• What you are asked to do: Exclude any images and output the remaining records exactly.

— begin —

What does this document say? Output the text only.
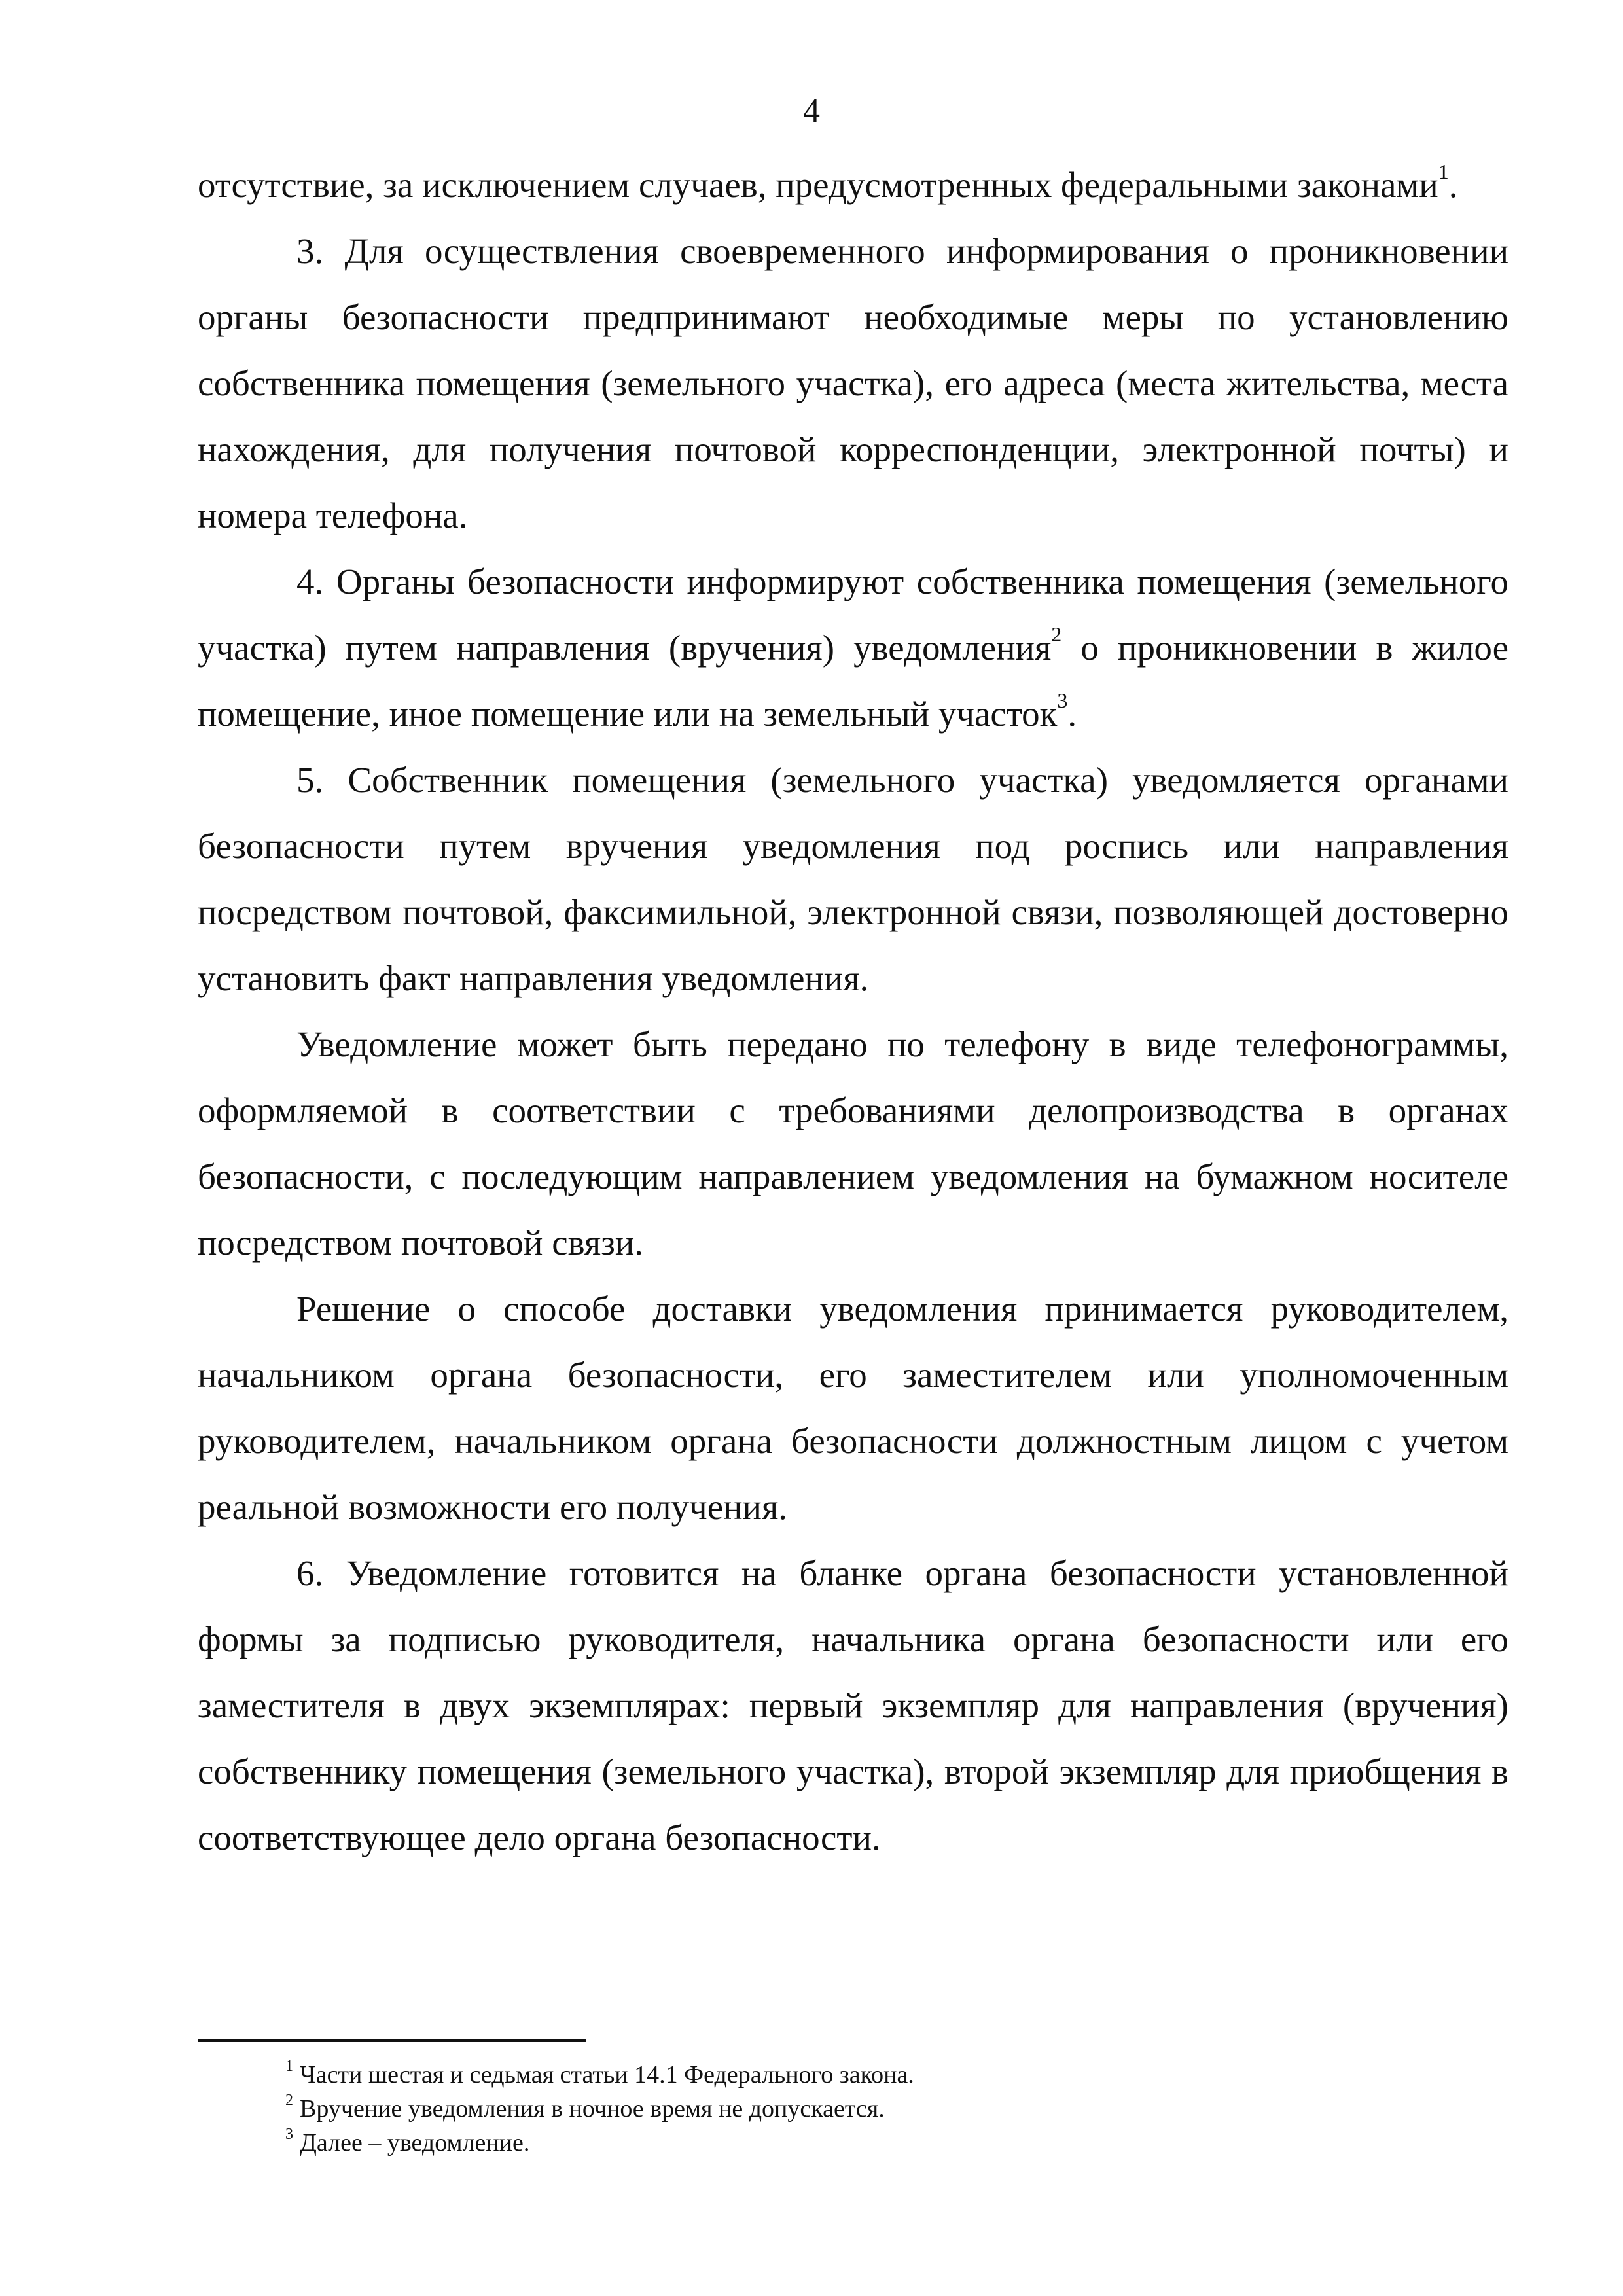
4

отсутствие, за исключением случаев, предусмотренных федеральными законами$^1$.

3. Для осуществления своевременного информирования о проникновении органы безопасности предпринимают необходимые меры по установлению собственника помещения (земельного участка), его адреса (места жительства, места нахождения, для получения почтовой корреспонденции, электронной почты) и номера телефона.

4. Органы безопасности информируют собственника помещения (земельного участка) путем направления (вручения) уведомления$^2$ о проникновении в жилое помещение, иное помещение или на земельный участок$^3$.

5. Собственник помещения (земельного участка) уведомляется органами безопасности путем вручения уведомления под роспись или направления посредством почтовой, факсимильной, электронной связи, позволяющей достоверно установить факт направления уведомления.

Уведомление может быть передано по телефону в виде телефонограммы, оформляемой в соответствии с требованиями делопроизводства в органах безопасности, с последующим направлением уведомления на бумажном носителе посредством почтовой связи.

Решение о способе доставки уведомления принимается руководителем, начальником органа безопасности, его заместителем или уполномоченным руководителем, начальником органа безопасности должностным лицом с учетом реальной возможности его получения.

6. Уведомление готовится на бланке органа безопасности установленной формы за подписью руководителя, начальника органа безопасности или его заместителя в двух экземплярах: первый экземпляр для направления (вручения) собственнику помещения (земельного участка), второй экземпляр для приобщения в соответствующее дело органа безопасности.

$^1$ Части шестая и седьмая статьи 14.1 Федерального закона.

$^2$ Вручение уведомления в ночное время не допускается.

$^3$ Далее – уведомление.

— end —

• The response:
What does this document say? Output the text only.
4

отсутствие, за исключением случаев, предусмотренных федеральными законами$^1$.

3. Для осуществления своевременного информирования о проникновении органы безопасности предпринимают необходимые меры по установлению собственника помещения (земельного участка), его адреса (места жительства, места нахождения, для получения почтовой корреспонденции, электронной почты) и номера телефона.

4. Органы безопасности информируют собственника помещения (земельного участка) путем направления (вручения) уведомления$^2$ о проникновении в жилое помещение, иное помещение или на земельный участок$^3$.

5. Собственник помещения (земельного участка) уведомляется органами безопасности путем вручения уведомления под роспись или направления посредством почтовой, факсимильной, электронной связи, позволяющей достоверно установить факт направления уведомления.

Уведомление может быть передано по телефону в виде телефонограммы, оформляемой в соответствии с требованиями делопроизводства в органах безопасности, с последующим направлением уведомления на бумажном носителе посредством почтовой связи.

Решение о способе доставки уведомления принимается руководителем, начальником органа безопасности, его заместителем или уполномоченным руководителем, начальником органа безопасности должностным лицом с учетом реальной возможности его получения.

6. Уведомление готовится на бланке органа безопасности установленной формы за подписью руководителя, начальника органа безопасности или его заместителя в двух экземплярах: первый экземпляр для направления (вручения) собственнику помещения (земельного участка), второй экземпляр для приобщения в соответствующее дело органа безопасности.

$^1$ Части шестая и седьмая статьи 14.1 Федерального закона.

$^2$ Вручение уведомления в ночное время не допускается.

$^3$ Далее – уведомление.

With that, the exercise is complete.